Skip the images and return the records below exactly.

-- begin Data section --

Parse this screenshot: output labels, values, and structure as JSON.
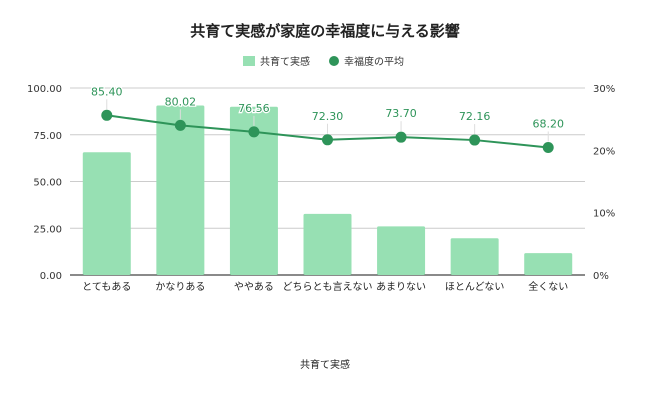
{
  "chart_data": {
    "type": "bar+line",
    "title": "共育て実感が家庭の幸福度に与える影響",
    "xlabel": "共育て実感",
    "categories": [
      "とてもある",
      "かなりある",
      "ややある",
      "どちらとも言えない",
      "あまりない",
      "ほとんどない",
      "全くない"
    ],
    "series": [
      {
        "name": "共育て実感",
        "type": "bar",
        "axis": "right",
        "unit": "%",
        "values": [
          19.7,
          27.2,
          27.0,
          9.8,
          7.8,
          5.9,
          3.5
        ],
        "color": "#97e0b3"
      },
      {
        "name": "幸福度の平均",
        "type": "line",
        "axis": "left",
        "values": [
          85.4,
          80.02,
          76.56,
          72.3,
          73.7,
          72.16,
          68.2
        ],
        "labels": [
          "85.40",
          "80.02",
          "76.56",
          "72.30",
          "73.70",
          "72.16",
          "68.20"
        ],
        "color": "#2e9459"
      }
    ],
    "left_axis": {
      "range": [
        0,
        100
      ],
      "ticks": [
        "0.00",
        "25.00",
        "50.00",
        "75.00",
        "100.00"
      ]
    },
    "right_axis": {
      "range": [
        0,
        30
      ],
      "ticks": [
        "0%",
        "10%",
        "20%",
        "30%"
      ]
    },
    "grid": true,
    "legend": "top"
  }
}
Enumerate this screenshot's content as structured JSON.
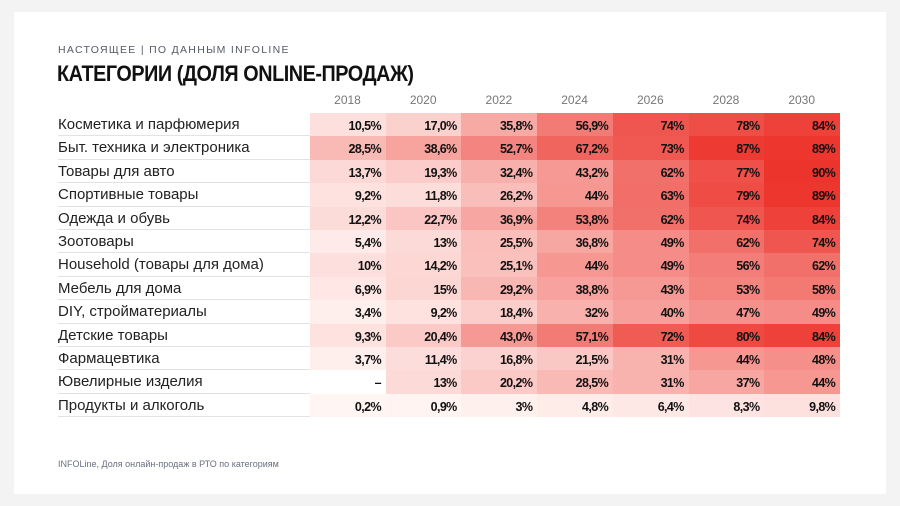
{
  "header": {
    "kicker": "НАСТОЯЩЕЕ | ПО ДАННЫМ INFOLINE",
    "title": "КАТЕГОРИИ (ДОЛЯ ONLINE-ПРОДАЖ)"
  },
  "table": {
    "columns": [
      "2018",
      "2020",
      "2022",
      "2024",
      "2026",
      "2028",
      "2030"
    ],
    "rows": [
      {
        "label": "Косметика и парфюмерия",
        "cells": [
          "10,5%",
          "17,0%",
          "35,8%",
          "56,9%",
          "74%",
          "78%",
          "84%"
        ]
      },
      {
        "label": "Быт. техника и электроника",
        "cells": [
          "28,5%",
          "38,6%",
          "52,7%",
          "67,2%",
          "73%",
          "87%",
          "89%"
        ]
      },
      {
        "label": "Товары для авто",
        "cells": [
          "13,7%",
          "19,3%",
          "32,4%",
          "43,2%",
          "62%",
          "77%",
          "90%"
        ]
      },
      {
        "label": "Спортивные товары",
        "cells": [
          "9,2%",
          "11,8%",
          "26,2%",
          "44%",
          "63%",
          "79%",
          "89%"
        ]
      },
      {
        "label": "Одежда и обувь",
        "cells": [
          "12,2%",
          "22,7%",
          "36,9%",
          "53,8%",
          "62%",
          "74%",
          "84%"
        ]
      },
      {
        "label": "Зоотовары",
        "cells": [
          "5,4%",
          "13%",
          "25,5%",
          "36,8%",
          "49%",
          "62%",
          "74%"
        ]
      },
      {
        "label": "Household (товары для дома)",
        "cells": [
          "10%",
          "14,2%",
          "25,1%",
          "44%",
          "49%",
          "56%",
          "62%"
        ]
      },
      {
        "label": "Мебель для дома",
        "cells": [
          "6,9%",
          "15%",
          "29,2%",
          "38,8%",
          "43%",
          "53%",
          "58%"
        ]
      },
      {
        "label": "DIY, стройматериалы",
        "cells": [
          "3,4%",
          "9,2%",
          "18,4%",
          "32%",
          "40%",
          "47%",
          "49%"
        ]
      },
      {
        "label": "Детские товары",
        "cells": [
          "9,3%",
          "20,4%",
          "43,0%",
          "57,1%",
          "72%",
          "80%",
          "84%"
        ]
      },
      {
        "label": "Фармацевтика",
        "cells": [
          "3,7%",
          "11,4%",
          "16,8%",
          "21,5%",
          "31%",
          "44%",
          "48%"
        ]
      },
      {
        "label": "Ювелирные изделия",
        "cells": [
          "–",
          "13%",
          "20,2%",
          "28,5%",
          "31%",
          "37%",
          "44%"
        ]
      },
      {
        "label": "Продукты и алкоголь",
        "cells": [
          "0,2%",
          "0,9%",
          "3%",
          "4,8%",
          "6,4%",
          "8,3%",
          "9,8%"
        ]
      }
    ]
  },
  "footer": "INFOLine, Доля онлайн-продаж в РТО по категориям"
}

-- end Data section --

■ **Solution to this exercise**
Parse this screenshot: output labels, values, and structure as JSON.
{
  "chart_data": {
    "type": "bar+line",
    "title": "共育て実感が家庭の幸福度に与える影響",
    "xlabel": "共育て実感",
    "categories": [
      "とてもある",
      "かなりある",
      "ややある",
      "どちらとも言えない",
      "あまりない",
      "ほとんどない",
      "全くない"
    ],
    "series": [
      {
        "name": "共育て実感",
        "type": "bar",
        "axis": "right",
        "unit": "%",
        "values": [
          19.7,
          27.2,
          27.0,
          9.8,
          7.8,
          5.9,
          3.5
        ],
        "color": "#97e0b3"
      },
      {
        "name": "幸福度の平均",
        "type": "line",
        "axis": "left",
        "values": [
          85.4,
          80.02,
          76.56,
          72.3,
          73.7,
          72.16,
          68.2
        ],
        "labels": [
          "85.40",
          "80.02",
          "76.56",
          "72.30",
          "73.70",
          "72.16",
          "68.20"
        ],
        "color": "#2e9459"
      }
    ],
    "left_axis": {
      "range": [
        0,
        100
      ],
      "ticks": [
        "0.00",
        "25.00",
        "50.00",
        "75.00",
        "100.00"
      ]
    },
    "right_axis": {
      "range": [
        0,
        30
      ],
      "ticks": [
        "0%",
        "10%",
        "20%",
        "30%"
      ]
    },
    "grid": true,
    "legend": "top"
  }
}
Enumerate this screenshot's content as structured JSON.
{
  "header": {
    "kicker": "НАСТОЯЩЕЕ | ПО ДАННЫМ INFOLINE",
    "title": "КАТЕГОРИИ (ДОЛЯ ONLINE-ПРОДАЖ)"
  },
  "table": {
    "columns": [
      "2018",
      "2020",
      "2022",
      "2024",
      "2026",
      "2028",
      "2030"
    ],
    "rows": [
      {
        "label": "Косметика и парфюмерия",
        "cells": [
          "10,5%",
          "17,0%",
          "35,8%",
          "56,9%",
          "74%",
          "78%",
          "84%"
        ]
      },
      {
        "label": "Быт. техника и электроника",
        "cells": [
          "28,5%",
          "38,6%",
          "52,7%",
          "67,2%",
          "73%",
          "87%",
          "89%"
        ]
      },
      {
        "label": "Товары для авто",
        "cells": [
          "13,7%",
          "19,3%",
          "32,4%",
          "43,2%",
          "62%",
          "77%",
          "90%"
        ]
      },
      {
        "label": "Спортивные товары",
        "cells": [
          "9,2%",
          "11,8%",
          "26,2%",
          "44%",
          "63%",
          "79%",
          "89%"
        ]
      },
      {
        "label": "Одежда и обувь",
        "cells": [
          "12,2%",
          "22,7%",
          "36,9%",
          "53,8%",
          "62%",
          "74%",
          "84%"
        ]
      },
      {
        "label": "Зоотовары",
        "cells": [
          "5,4%",
          "13%",
          "25,5%",
          "36,8%",
          "49%",
          "62%",
          "74%"
        ]
      },
      {
        "label": "Household (товары для дома)",
        "cells": [
          "10%",
          "14,2%",
          "25,1%",
          "44%",
          "49%",
          "56%",
          "62%"
        ]
      },
      {
        "label": "Мебель для дома",
        "cells": [
          "6,9%",
          "15%",
          "29,2%",
          "38,8%",
          "43%",
          "53%",
          "58%"
        ]
      },
      {
        "label": "DIY, стройматериалы",
        "cells": [
          "3,4%",
          "9,2%",
          "18,4%",
          "32%",
          "40%",
          "47%",
          "49%"
        ]
      },
      {
        "label": "Детские товары",
        "cells": [
          "9,3%",
          "20,4%",
          "43,0%",
          "57,1%",
          "72%",
          "80%",
          "84%"
        ]
      },
      {
        "label": "Фармацевтика",
        "cells": [
          "3,7%",
          "11,4%",
          "16,8%",
          "21,5%",
          "31%",
          "44%",
          "48%"
        ]
      },
      {
        "label": "Ювелирные изделия",
        "cells": [
          "–",
          "13%",
          "20,2%",
          "28,5%",
          "31%",
          "37%",
          "44%"
        ]
      },
      {
        "label": "Продукты и алкоголь",
        "cells": [
          "0,2%",
          "0,9%",
          "3%",
          "4,8%",
          "6,4%",
          "8,3%",
          "9,8%"
        ]
      }
    ]
  },
  "footer": "INFOLine, Доля онлайн-продаж в РТО по категориям"
}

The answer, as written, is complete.